### Dataset records:
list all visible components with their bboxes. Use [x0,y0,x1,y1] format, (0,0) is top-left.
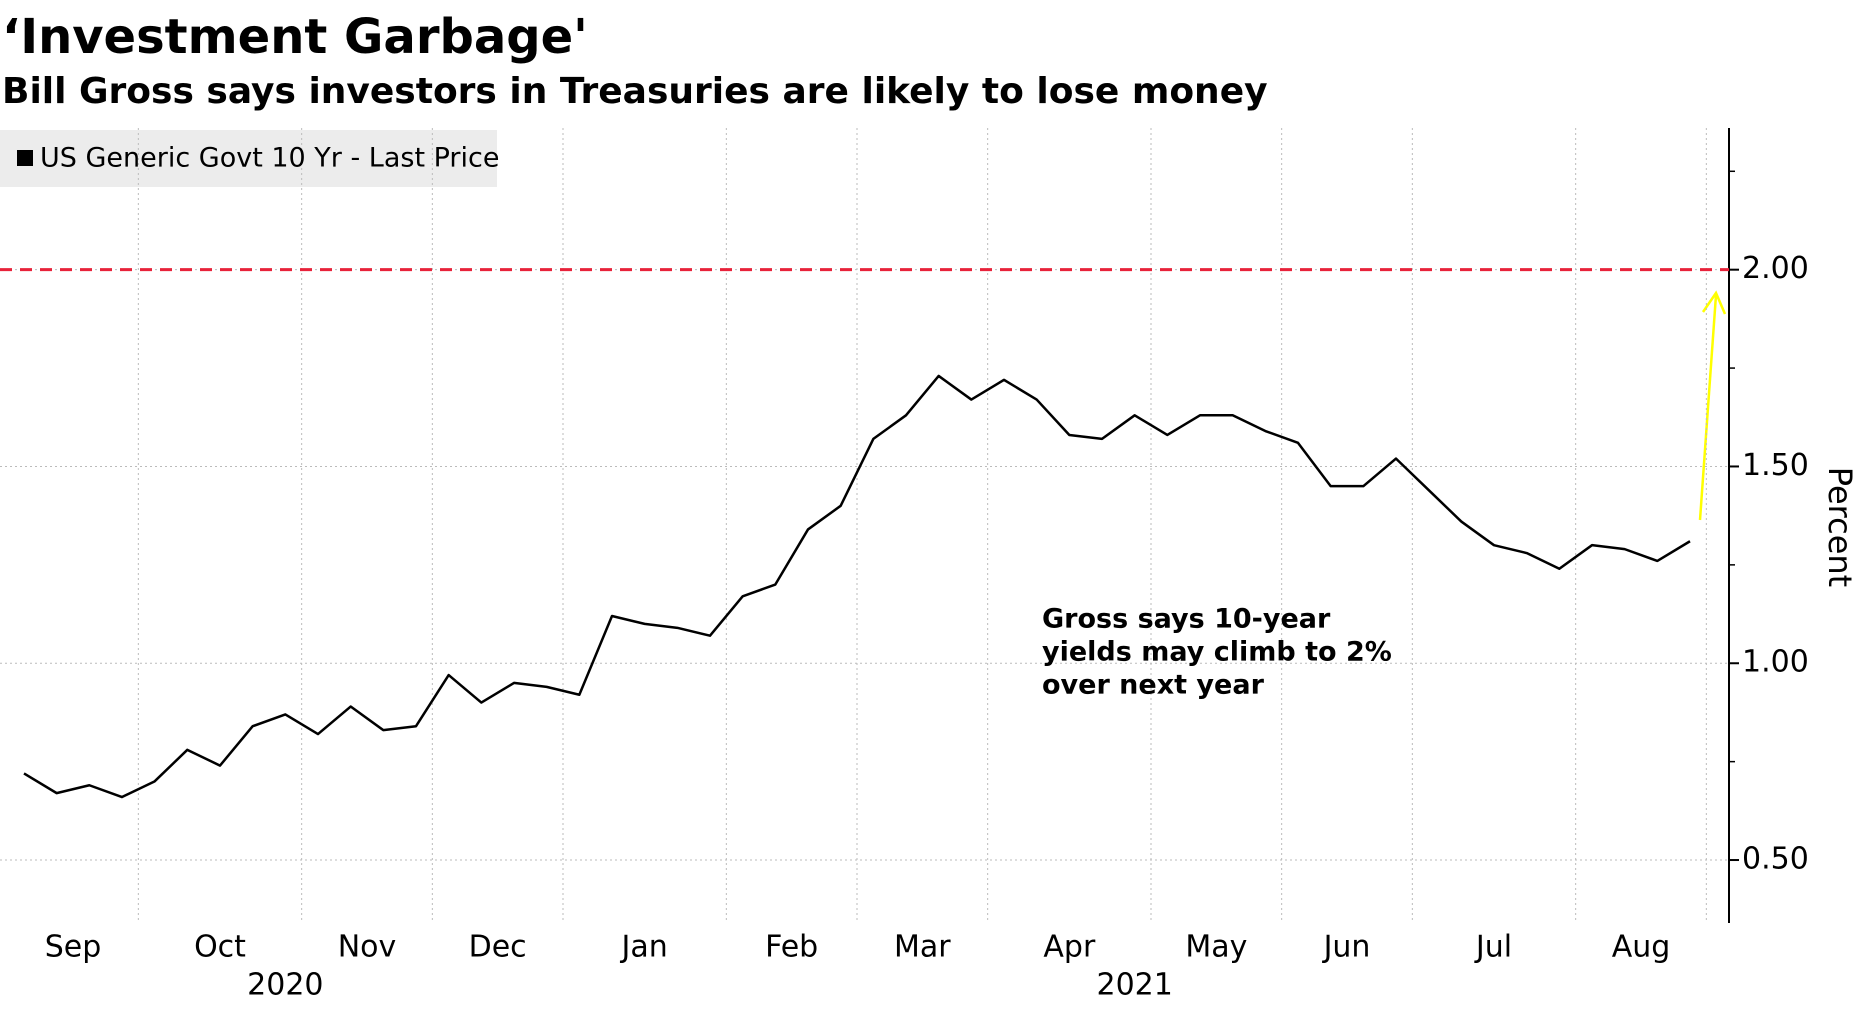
x-tick-label: Dec [469,930,527,965]
x-year-label: 2020 [247,968,323,1003]
x-tick-label: Aug [1612,930,1671,965]
legend-swatch [17,150,33,166]
x-tick-label: Jan [620,930,668,965]
x-tick-label: Jun [1322,930,1371,965]
line-series [23,374,1691,799]
x-tick-label: Mar [894,930,951,965]
x-tick-label: Jul [1474,930,1512,965]
legend-box [0,130,497,187]
chart-subtitle: Bill Gross says investors in Treasuries … [2,71,1268,112]
x-tick-label: Oct [194,930,246,965]
annotation-arrow [1698,294,1718,521]
x-tick-label: Apr [1043,930,1096,965]
legend-label: US Generic Govt 10 Yr - Last Price [40,143,500,174]
y-tick-label: 1.50 [1742,448,1809,483]
x-year-label: 2021 [1096,968,1172,1003]
annotation-arrowhead [1701,290,1727,315]
x-tick-label: Feb [765,930,818,965]
annotation-text: yields may climb to 2% [1042,637,1392,668]
annotation-text: Gross says 10-year [1042,604,1331,635]
y-tick-label: 1.00 [1742,645,1809,680]
chart-title: ‘Investment Garbage' [2,9,588,65]
x-tick-label: May [1185,930,1247,965]
y-tick-label: 2.00 [1742,251,1809,286]
y-tick-label: 0.50 [1742,842,1809,877]
annotation-text: over next year [1042,670,1265,701]
y-axis-label: Percent [1821,467,1859,587]
x-tick-label: Nov [338,930,397,965]
x-tick-label: Sep [45,930,102,965]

### Challenge:
Reproduce the rows above with every "x-tick-label" swapped for "month-label" and nothing else altered. Leave out the pictures.

### Answer to this exercise:
list all visible components with their bboxes. Use [x0,y0,x1,y1] format, (0,0) is top-left.
month-label: Dec [469,930,527,965]
x-year-label: 2020 [247,968,323,1003]
month-label: Aug [1612,930,1671,965]
legend-swatch [17,150,33,166]
month-label: Jan [620,930,668,965]
month-label: Jun [1322,930,1371,965]
line-series [23,374,1691,799]
month-label: Mar [894,930,951,965]
month-label: Jul [1474,930,1512,965]
legend-box [0,130,497,187]
chart-subtitle: Bill Gross says investors in Treasuries … [2,71,1268,112]
month-label: Oct [194,930,246,965]
annotation-arrow [1698,294,1718,521]
month-label: Apr [1043,930,1096,965]
legend-label: US Generic Govt 10 Yr - Last Price [40,143,500,174]
y-tick-label: 1.50 [1742,448,1809,483]
x-year-label: 2021 [1096,968,1172,1003]
annotation-arrowhead [1701,290,1727,315]
month-label: Feb [765,930,818,965]
annotation-text: yields may climb to 2% [1042,637,1392,668]
annotation-text: Gross says 10-year [1042,604,1331,635]
y-tick-label: 1.00 [1742,645,1809,680]
chart-title: ‘Investment Garbage' [2,9,588,65]
month-label: May [1185,930,1247,965]
y-tick-label: 2.00 [1742,251,1809,286]
y-tick-label: 0.50 [1742,842,1809,877]
annotation-text: over next year [1042,670,1265,701]
y-axis-label: Percent [1821,467,1859,587]
month-label: Nov [338,930,397,965]
month-label: Sep [45,930,102,965]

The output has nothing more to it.